Problem statement → Copy every entry precisely.

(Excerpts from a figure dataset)
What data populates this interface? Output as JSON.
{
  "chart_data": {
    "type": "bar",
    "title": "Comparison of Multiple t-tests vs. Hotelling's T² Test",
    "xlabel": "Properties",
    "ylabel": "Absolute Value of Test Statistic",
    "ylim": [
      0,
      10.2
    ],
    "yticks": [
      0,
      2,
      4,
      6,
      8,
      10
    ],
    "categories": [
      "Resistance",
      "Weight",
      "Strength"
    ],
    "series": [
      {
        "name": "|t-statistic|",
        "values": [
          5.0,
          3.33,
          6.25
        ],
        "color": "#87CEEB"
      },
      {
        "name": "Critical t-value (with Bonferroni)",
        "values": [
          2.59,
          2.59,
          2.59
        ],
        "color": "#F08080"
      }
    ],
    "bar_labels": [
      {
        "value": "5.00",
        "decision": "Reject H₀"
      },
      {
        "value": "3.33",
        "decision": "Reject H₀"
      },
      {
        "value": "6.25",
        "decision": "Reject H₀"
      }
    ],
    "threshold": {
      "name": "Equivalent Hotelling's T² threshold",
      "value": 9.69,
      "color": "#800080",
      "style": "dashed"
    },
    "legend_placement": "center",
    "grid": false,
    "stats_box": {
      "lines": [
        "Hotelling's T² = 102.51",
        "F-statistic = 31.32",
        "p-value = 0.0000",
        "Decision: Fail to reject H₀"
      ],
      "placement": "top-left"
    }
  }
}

Response for this exercise →
What data populates this interface? Output as JSON.
{
  "chart_data": {
    "type": "bar",
    "title": "Comparison of Multiple t-tests vs. Hotelling's T² Test",
    "xlabel": "Properties",
    "ylabel": "Absolute Value of Test Statistic",
    "ylim": [
      0,
      10.2
    ],
    "yticks": [
      0,
      2,
      4,
      6,
      8,
      10
    ],
    "categories": [
      "Resistance",
      "Weight",
      "Strength"
    ],
    "series": [
      {
        "name": "|t-statistic|",
        "values": [
          5.0,
          3.33,
          6.25
        ],
        "color": "#87CEEB"
      },
      {
        "name": "Critical t-value (with Bonferroni)",
        "values": [
          2.59,
          2.59,
          2.59
        ],
        "color": "#F08080"
      }
    ],
    "bar_labels": [
      {
        "value": "5.00",
        "decision": "Reject H₀"
      },
      {
        "value": "3.33",
        "decision": "Reject H₀"
      },
      {
        "value": "6.25",
        "decision": "Reject H₀"
      }
    ],
    "threshold": {
      "name": "Equivalent Hotelling's T² threshold",
      "value": 9.69,
      "color": "#800080",
      "style": "dashed"
    },
    "legend_placement": "center",
    "grid": false,
    "stats_box": {
      "lines": [
        "Hotelling's T² = 102.51",
        "F-statistic = 31.32",
        "p-value = 0.0000",
        "Decision: Fail to reject H₀"
      ],
      "placement": "top-left"
    }
  }
}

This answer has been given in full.